Check every line below for the string "八年级珠海市紫荆中学桃园校区校考期中", and copy the lines that contain it.
-- start RECORDS FOR THIS TASK --
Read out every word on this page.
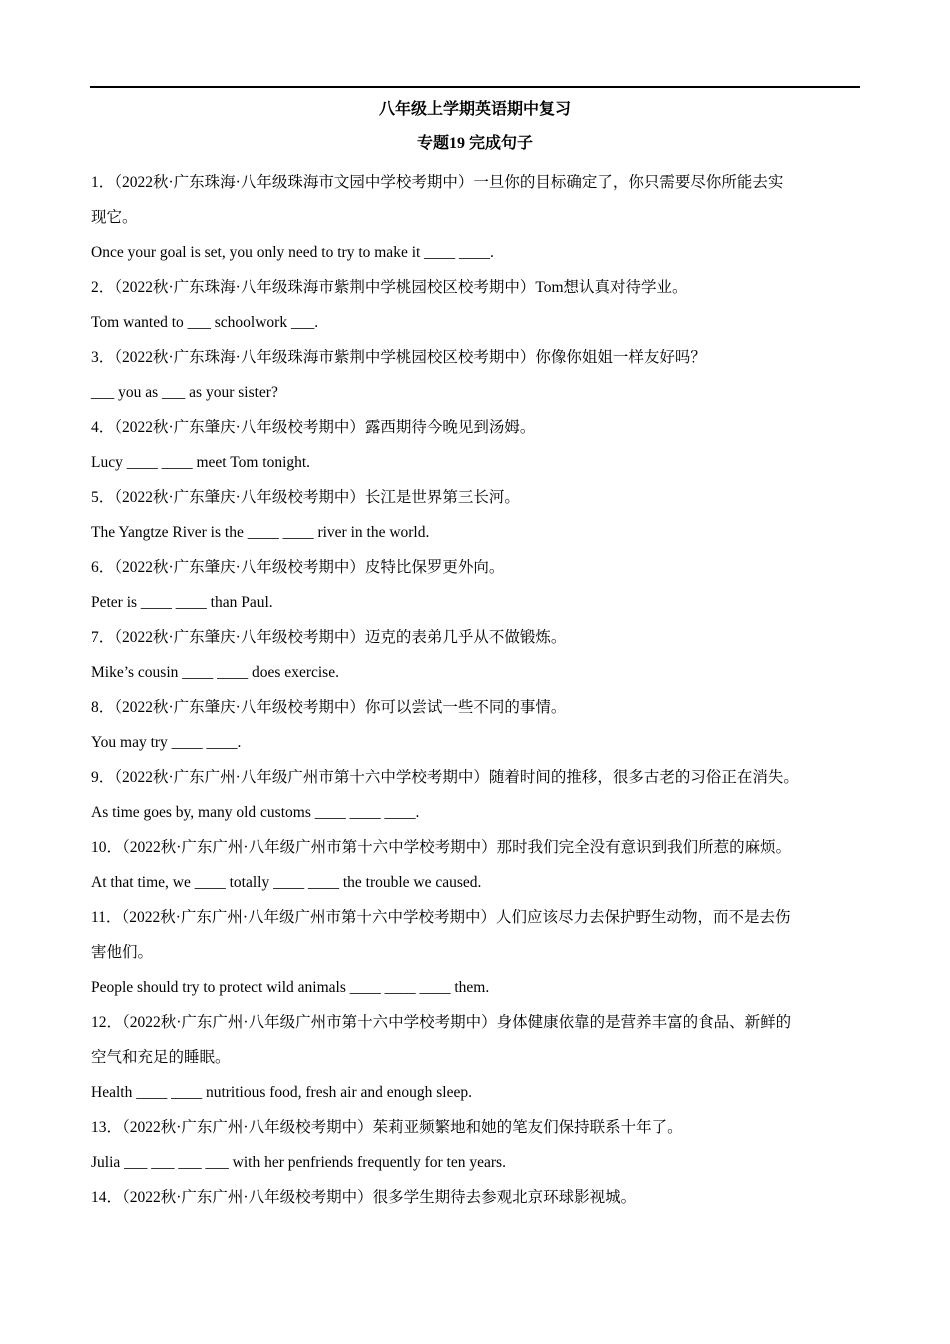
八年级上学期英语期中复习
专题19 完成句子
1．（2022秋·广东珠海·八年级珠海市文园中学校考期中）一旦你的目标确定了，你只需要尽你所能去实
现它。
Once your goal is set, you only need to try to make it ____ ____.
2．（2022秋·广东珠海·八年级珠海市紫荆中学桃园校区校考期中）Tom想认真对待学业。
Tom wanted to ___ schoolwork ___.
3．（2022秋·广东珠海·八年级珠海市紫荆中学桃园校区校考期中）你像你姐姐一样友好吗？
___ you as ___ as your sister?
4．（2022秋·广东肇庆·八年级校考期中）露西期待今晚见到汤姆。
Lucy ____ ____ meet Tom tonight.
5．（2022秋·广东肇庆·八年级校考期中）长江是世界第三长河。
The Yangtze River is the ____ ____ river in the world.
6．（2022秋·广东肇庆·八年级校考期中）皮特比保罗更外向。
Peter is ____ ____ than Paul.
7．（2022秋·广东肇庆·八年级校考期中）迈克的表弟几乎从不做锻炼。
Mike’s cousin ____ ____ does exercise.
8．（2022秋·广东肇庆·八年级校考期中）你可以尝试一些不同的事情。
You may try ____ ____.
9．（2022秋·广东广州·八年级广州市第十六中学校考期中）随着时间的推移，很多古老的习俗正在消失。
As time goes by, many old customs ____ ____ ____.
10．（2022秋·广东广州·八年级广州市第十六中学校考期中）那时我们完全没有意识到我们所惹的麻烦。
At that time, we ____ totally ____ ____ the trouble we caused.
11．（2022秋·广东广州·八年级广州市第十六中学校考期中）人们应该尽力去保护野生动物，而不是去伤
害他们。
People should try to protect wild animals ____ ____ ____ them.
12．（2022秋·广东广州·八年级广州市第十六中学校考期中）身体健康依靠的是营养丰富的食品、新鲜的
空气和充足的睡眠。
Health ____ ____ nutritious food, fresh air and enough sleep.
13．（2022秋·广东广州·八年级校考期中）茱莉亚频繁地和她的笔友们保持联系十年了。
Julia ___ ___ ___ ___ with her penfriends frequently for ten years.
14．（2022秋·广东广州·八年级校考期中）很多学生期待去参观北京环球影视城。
-- end RECORDS FOR THIS TASK --
THE REPLY:
2．（2022秋·广东珠海·八年级珠海市紫荆中学桃园校区校考期中）Tom想认真对待学业。
3．（2022秋·广东珠海·八年级珠海市紫荆中学桃园校区校考期中）你像你姐姐一样友好吗？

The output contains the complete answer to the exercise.